▸ **Given task A**:
According to the abstract on youth justice proceedings, why does a child's first encounter with the justice system matter for later interventions?

▸ **Excerpt**:
Int. J. Environ. Res. Public Health 2022, 19(1), 17;
Submission received: 3 November 2021 / Revised: 9 December 2021 / Accepted: 15 December 2021 / Published: 21 December 2021


This article focuses on the importance of the right to effective participation of children in conflict with the law in criminal (youth justice) proceedings. In particular, it explores two procedural aspects which are closely related to the right to child-friendly legal aid and the role of individual assessment. The authors claim that qualitatively identifying the needs of the child (through the instrument of individual assessment) and establishing a relationship of trust with a specifically trained legal aid lawyer is critical in raising the child’s status to that of an active participant in the proceedings and ensuring that the best interests of the child are observed. The authors also suggest that such an initial encounter within the justice system forms an attitude (of either confidence or rejection) of the child towards public institutions and, accordingly, directly affects the effectiveness of further interventions. To support their position, the authors of the paper bring several examples from the comparative research carried out in two European projects, noting, regretfully, that the initial interventions often suffer from formal implementation and lack a systemic approach.

▸ **Given task B**:
Switch "example-translation" to "example-gloss" in the dataset rows below. Reproduce the entries starting at the first line and ending at the line containing "example-number: ❸ xyxy=(148,496,160,511)", with nothing else changed.

Dataset rows:
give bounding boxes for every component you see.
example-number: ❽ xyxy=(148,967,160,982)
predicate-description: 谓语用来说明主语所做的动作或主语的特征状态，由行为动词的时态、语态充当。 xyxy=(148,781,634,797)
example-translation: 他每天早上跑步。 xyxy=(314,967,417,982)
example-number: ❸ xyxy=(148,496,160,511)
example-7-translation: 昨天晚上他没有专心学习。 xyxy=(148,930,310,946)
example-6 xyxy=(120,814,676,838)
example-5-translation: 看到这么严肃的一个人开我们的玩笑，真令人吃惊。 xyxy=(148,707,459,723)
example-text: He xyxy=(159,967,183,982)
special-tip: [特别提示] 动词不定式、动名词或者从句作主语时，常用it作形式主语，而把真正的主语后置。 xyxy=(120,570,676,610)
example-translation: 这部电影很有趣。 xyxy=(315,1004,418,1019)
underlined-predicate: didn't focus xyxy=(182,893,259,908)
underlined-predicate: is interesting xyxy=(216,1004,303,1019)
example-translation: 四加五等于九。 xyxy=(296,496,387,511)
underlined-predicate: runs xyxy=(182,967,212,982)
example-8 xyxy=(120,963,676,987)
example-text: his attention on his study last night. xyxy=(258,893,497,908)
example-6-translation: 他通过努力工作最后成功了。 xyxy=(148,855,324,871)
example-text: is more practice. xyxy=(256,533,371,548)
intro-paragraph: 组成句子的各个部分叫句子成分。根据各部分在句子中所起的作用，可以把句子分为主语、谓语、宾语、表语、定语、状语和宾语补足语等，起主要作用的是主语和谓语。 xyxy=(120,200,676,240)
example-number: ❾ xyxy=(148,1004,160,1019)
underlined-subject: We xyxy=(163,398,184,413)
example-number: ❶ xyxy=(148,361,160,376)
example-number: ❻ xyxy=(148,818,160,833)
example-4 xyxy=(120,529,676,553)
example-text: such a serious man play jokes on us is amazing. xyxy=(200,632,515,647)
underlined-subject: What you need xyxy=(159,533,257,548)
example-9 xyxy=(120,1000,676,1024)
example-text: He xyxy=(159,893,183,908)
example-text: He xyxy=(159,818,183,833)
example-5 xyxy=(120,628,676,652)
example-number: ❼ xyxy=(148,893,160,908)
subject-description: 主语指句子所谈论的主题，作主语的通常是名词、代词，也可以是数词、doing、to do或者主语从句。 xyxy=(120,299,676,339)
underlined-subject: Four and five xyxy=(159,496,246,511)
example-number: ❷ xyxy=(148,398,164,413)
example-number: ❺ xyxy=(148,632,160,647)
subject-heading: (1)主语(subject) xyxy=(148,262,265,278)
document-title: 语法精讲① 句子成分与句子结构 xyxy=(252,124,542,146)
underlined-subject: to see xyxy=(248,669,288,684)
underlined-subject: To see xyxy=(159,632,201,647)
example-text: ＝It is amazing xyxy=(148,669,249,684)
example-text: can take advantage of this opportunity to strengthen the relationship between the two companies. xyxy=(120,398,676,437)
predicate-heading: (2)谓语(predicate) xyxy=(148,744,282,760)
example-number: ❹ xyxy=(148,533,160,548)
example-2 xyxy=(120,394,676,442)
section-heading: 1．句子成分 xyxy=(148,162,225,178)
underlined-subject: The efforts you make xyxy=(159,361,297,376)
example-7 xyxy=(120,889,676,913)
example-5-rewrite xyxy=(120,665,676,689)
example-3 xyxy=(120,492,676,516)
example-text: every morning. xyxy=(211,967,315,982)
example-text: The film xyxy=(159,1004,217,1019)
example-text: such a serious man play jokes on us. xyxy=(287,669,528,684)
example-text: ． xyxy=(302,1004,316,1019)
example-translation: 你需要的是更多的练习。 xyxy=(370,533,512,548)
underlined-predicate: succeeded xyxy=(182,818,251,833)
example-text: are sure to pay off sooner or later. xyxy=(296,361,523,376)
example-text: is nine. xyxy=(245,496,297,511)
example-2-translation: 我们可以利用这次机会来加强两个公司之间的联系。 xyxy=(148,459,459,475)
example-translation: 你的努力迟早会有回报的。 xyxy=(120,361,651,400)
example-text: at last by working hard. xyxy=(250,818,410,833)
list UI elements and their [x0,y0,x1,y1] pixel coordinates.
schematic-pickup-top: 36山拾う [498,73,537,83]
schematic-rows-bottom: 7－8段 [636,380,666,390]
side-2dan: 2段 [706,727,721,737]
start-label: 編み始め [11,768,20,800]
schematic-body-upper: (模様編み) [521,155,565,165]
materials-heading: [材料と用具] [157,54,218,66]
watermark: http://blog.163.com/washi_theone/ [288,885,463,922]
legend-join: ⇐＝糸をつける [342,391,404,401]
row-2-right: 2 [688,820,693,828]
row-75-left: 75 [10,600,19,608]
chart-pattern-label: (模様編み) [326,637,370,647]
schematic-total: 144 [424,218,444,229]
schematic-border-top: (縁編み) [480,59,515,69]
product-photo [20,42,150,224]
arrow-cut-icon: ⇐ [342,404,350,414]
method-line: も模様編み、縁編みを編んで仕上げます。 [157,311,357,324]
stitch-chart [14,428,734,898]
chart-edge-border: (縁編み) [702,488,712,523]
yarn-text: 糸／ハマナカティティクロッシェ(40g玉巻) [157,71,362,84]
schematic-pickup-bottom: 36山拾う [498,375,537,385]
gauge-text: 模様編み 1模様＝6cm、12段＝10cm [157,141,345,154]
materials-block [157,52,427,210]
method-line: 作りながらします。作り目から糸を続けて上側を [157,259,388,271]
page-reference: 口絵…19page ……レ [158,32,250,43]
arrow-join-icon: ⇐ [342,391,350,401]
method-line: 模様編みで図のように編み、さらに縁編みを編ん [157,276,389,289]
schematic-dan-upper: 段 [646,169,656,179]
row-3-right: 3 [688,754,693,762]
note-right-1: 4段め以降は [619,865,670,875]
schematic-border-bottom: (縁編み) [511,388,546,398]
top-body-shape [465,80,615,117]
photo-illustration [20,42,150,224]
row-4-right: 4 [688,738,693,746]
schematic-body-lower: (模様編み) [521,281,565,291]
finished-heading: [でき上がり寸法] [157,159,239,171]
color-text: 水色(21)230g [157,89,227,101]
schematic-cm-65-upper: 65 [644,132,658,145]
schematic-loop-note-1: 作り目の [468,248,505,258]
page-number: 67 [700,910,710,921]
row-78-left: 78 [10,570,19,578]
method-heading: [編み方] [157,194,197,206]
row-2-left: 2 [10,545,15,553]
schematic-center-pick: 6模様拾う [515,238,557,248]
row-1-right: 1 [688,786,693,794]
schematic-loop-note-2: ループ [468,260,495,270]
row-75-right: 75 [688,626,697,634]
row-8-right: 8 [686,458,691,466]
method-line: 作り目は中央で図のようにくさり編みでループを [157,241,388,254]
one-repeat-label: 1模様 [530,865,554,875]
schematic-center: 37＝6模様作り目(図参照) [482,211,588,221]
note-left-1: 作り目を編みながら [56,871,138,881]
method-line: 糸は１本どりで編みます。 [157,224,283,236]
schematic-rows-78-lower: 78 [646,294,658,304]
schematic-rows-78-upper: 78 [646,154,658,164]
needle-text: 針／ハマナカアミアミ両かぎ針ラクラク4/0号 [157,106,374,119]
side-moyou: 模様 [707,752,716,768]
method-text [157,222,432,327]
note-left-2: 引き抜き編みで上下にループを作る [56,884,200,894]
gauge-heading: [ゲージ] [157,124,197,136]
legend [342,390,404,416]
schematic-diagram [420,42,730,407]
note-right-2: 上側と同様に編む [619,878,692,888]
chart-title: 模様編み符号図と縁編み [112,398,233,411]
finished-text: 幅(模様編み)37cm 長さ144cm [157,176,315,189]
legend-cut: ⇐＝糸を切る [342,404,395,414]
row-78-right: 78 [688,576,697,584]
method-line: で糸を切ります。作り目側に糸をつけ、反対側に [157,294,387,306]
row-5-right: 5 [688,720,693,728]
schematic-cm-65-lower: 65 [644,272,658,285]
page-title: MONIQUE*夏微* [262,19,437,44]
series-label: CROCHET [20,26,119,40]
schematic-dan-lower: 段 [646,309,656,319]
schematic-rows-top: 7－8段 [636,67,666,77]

▸ **Worked solution A**:
The abstract says that this first encounter shapes the child's attitude toward public institutions, either confidence or rejection. That attitude in turn directly affects how effective further interventions will be.

▸ **Worked solution B**:
give bounding boxes for every component you see.
example-number: ❽ xyxy=(148,967,160,982)
predicate-description: 谓语用来说明主语所做的动作或主语的特征状态，由行为动词的时态、语态充当。 xyxy=(148,781,634,797)
example-gloss: 他每天早上跑步。 xyxy=(314,967,417,982)
example-number: ❸ xyxy=(148,496,160,511)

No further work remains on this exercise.